- WHAT IS NEEDED: Lines containing the word "vacants" are to be located and copied.

# # # # # # #

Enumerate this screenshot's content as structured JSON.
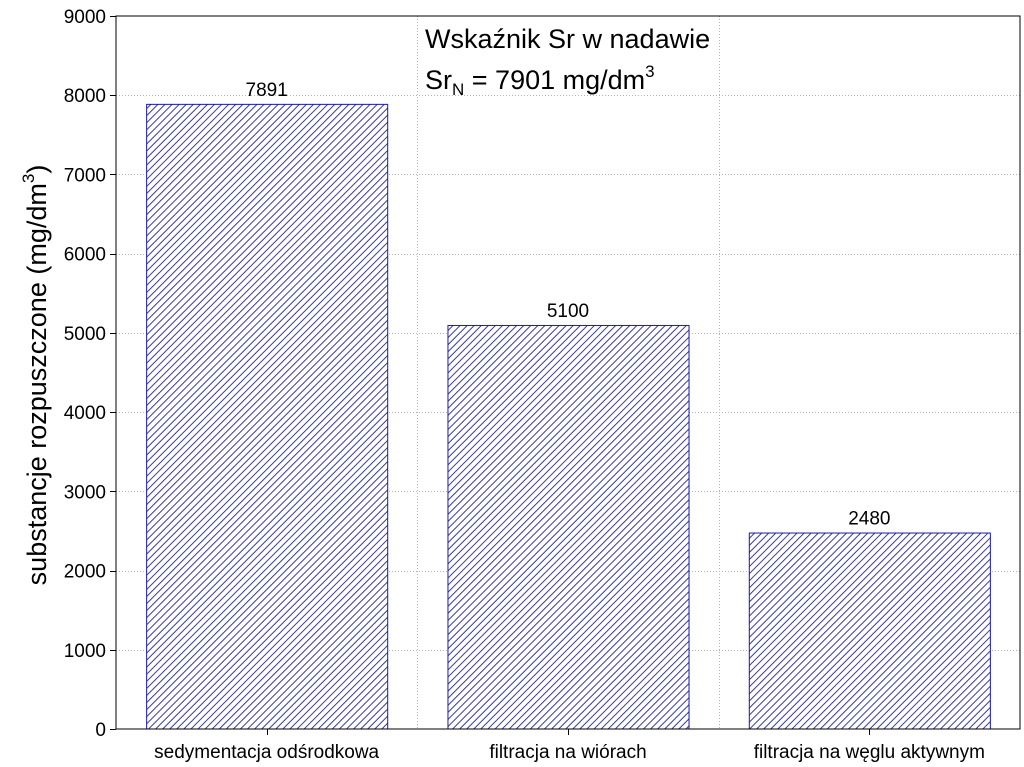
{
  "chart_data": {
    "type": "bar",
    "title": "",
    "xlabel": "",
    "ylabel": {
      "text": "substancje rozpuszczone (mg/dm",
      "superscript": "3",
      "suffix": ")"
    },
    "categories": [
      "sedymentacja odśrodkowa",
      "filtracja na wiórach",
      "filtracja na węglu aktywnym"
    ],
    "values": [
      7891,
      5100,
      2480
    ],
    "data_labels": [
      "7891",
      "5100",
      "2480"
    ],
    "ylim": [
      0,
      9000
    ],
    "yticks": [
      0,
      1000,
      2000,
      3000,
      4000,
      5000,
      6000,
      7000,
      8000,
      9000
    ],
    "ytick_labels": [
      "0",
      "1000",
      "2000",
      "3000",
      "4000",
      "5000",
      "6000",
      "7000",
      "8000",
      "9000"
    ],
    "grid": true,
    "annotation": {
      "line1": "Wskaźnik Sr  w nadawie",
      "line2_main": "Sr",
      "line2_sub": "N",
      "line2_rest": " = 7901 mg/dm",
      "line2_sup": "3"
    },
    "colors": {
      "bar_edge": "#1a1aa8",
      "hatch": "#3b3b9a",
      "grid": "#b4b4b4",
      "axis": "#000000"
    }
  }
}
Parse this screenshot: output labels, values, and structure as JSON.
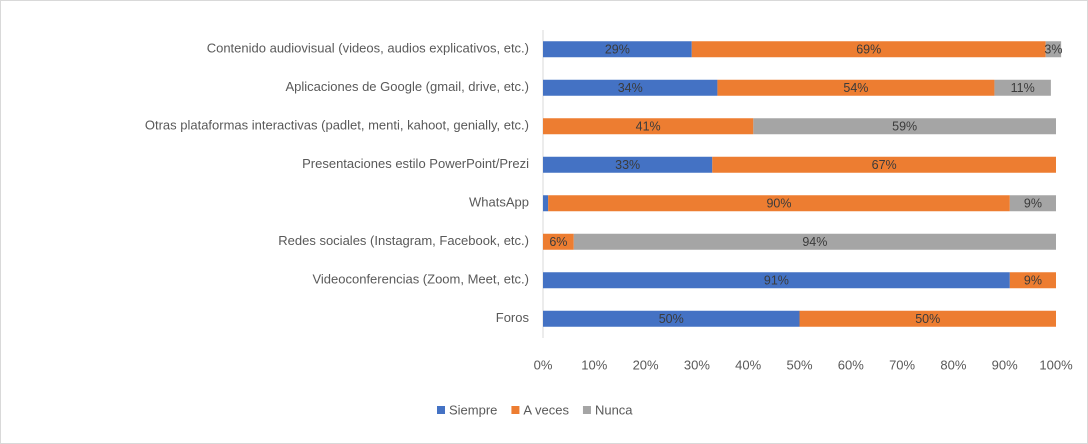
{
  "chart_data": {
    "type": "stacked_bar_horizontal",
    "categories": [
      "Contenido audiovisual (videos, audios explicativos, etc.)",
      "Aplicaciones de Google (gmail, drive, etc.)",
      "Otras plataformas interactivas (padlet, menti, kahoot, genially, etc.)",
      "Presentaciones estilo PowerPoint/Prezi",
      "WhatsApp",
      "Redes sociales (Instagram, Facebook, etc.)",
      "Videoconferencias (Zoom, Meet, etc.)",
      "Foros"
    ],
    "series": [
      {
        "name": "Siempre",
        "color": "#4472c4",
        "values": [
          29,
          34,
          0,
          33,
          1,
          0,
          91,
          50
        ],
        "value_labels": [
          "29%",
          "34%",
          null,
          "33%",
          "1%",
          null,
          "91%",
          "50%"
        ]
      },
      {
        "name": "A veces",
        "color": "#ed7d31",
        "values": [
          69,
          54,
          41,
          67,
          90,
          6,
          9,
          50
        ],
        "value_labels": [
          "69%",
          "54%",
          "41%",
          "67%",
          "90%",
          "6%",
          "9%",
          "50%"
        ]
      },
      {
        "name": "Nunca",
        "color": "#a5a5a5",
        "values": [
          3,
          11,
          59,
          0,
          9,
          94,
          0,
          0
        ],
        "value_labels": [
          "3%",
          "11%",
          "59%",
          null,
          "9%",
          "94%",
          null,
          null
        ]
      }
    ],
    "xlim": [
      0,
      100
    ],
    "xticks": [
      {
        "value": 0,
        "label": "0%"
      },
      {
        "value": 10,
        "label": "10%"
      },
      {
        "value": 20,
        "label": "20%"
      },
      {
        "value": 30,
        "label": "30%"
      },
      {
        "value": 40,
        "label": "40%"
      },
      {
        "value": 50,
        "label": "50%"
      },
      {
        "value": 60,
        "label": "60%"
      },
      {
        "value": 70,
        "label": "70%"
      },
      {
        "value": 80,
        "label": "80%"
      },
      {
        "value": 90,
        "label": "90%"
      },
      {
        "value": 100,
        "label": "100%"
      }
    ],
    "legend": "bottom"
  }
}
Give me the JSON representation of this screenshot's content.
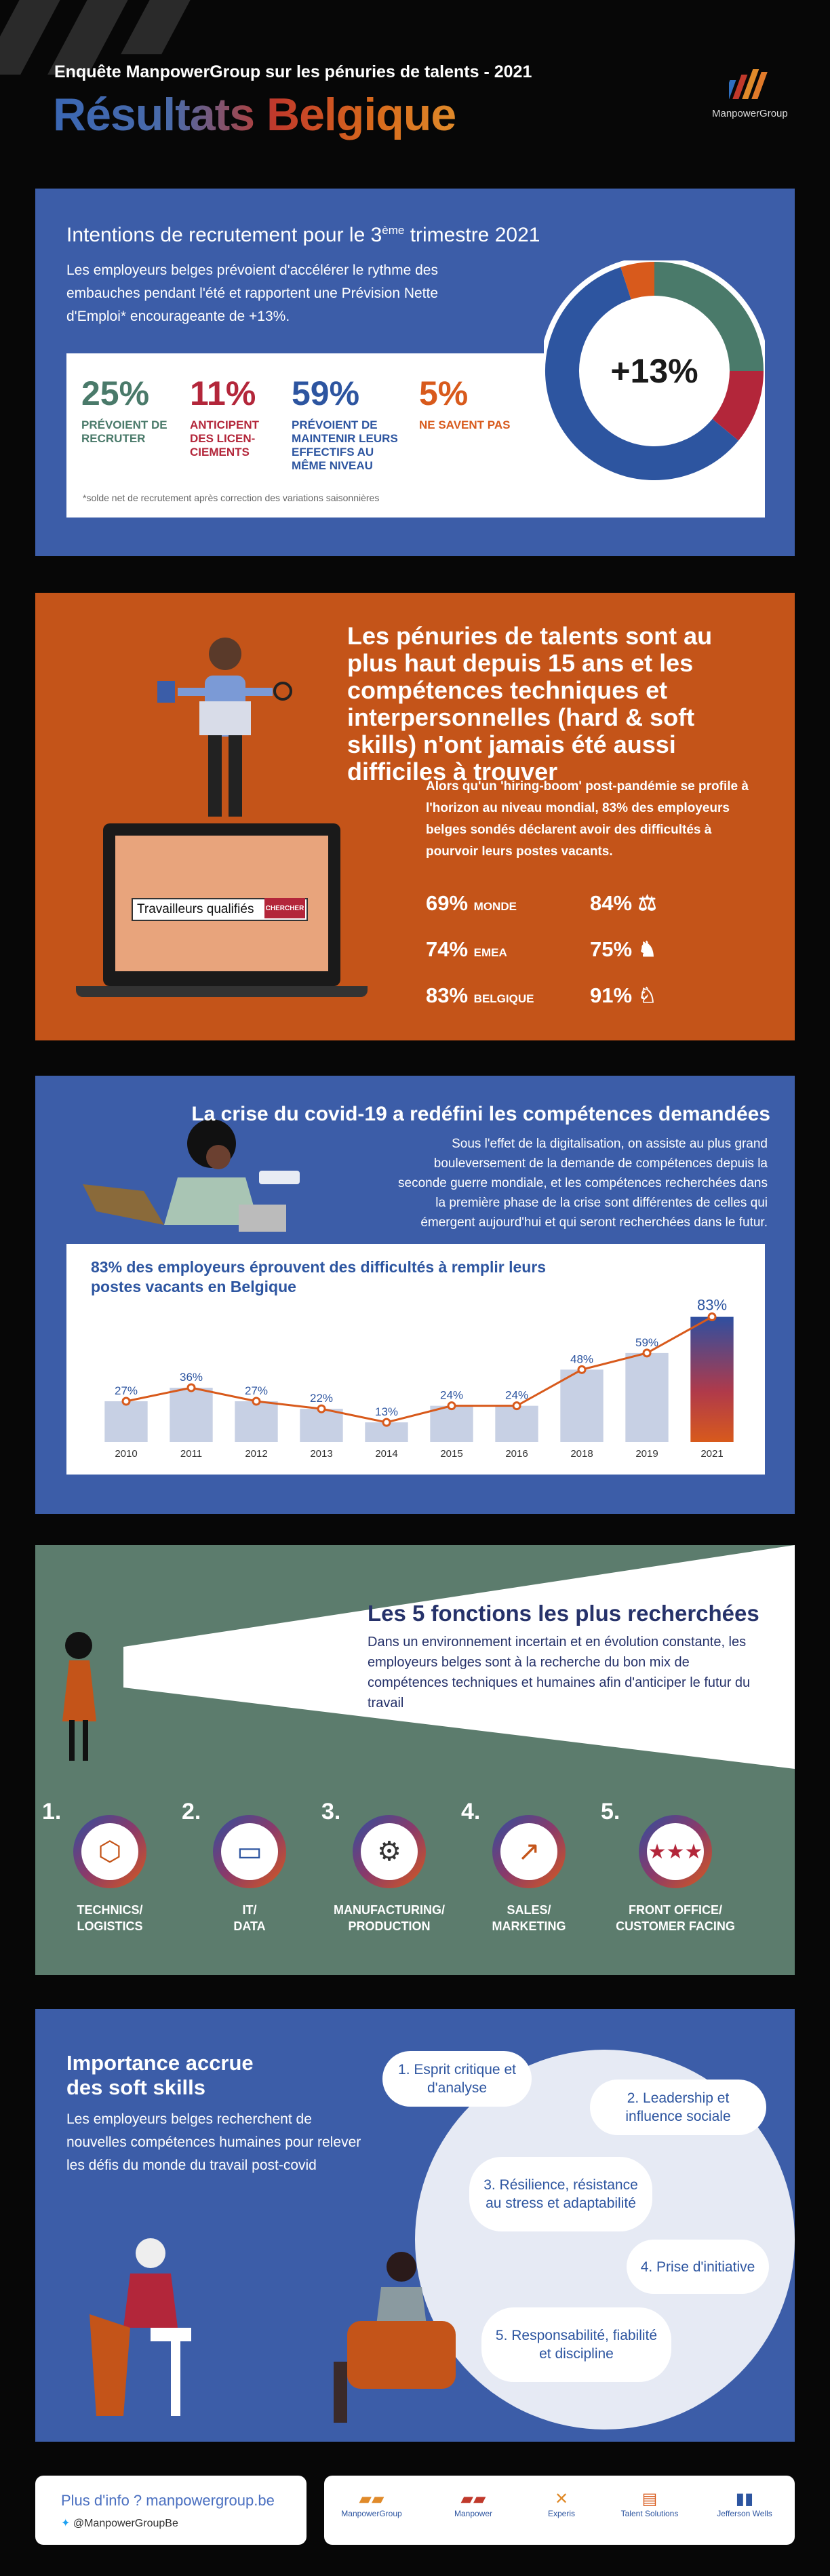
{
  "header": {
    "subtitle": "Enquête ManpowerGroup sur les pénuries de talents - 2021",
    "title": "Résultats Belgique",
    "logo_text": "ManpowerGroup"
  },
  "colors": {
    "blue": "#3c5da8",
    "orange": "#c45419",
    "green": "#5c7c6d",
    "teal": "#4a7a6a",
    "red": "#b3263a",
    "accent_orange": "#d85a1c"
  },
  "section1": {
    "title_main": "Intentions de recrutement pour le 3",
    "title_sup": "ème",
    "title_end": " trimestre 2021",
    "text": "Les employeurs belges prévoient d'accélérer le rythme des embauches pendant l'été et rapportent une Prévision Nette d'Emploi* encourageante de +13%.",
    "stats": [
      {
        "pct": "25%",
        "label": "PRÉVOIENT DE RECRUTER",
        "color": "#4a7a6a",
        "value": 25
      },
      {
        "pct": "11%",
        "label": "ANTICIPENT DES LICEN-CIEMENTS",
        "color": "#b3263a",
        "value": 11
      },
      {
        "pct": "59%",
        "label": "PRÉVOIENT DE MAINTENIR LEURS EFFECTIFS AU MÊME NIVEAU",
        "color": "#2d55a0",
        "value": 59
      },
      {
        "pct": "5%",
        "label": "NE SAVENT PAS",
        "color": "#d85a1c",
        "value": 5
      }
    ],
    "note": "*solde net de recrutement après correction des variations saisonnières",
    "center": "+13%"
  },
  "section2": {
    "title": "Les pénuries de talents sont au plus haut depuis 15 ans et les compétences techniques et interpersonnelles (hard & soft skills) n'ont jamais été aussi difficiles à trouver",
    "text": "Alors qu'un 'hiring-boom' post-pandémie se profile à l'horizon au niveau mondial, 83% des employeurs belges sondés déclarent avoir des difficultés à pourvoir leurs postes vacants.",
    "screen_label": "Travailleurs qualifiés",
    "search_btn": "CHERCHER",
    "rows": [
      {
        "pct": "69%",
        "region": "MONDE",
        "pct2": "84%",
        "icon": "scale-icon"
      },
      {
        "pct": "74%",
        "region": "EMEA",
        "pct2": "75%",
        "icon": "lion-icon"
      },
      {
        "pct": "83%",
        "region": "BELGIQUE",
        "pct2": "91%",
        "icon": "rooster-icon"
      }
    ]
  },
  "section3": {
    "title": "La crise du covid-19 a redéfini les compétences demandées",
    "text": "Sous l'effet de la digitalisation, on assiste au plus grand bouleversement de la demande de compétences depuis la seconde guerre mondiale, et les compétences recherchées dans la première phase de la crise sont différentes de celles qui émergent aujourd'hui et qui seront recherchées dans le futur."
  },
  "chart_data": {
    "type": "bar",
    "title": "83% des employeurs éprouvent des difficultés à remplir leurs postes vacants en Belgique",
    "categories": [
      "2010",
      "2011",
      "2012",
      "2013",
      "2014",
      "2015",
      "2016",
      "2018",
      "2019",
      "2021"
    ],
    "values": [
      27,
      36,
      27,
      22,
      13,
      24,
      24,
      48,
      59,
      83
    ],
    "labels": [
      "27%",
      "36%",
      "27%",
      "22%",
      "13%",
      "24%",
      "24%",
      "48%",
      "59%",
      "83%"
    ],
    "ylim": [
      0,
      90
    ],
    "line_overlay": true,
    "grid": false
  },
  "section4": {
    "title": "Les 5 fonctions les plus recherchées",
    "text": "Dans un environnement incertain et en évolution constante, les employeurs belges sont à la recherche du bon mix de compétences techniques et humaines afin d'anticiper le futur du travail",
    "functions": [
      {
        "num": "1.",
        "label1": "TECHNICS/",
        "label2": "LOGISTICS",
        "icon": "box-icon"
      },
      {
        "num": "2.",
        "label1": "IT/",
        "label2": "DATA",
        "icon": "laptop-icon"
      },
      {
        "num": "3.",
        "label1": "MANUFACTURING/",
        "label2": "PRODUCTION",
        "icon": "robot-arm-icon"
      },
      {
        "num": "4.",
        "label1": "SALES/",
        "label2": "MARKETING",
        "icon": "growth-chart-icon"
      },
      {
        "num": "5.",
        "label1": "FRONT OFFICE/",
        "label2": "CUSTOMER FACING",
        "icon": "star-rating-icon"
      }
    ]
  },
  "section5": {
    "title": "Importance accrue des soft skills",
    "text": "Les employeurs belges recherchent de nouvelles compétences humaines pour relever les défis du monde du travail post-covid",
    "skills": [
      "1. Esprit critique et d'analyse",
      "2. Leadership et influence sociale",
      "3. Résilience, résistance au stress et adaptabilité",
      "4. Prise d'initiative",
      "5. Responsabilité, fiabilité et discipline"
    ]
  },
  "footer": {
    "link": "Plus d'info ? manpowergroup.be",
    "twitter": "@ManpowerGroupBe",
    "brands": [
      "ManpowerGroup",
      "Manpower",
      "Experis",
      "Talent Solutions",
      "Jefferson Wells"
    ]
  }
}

# # # # # # #

- THE REPLY:
    "text": "Alors qu'un 'hiring-boom' post-pandémie se profile à l'horizon au niveau mondial, 83% des employeurs belges sondés déclarent avoir des difficultés à pourvoir leurs postes vacants.",
    "title": "83% des employeurs éprouvent des difficultés à remplir leurs postes vacants en Belgique",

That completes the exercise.